[Dataset items]
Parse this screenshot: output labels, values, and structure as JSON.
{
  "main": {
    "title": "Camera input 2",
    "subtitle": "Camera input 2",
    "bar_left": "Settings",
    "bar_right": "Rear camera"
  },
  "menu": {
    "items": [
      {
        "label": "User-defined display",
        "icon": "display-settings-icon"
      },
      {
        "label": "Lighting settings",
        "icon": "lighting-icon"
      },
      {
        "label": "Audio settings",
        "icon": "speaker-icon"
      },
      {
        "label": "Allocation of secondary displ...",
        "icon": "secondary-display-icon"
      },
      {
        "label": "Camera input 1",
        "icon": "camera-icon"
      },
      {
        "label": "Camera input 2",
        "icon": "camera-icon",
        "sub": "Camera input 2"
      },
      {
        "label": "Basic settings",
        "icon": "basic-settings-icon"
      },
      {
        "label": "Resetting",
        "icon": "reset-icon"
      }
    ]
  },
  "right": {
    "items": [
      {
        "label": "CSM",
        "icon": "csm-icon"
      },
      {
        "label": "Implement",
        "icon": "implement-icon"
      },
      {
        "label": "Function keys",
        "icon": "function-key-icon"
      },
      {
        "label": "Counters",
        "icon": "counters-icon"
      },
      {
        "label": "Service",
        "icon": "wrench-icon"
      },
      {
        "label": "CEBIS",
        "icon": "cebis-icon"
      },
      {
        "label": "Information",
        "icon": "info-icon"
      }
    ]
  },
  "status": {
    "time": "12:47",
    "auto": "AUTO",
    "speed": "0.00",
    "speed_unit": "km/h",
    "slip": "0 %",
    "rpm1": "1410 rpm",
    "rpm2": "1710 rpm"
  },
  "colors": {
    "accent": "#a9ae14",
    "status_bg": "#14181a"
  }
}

> _WHAT YOU NEED TO DO_
Check each line of the data above for the string "display" and report only how many lines have it.

> _FINISHED ANSWER_
3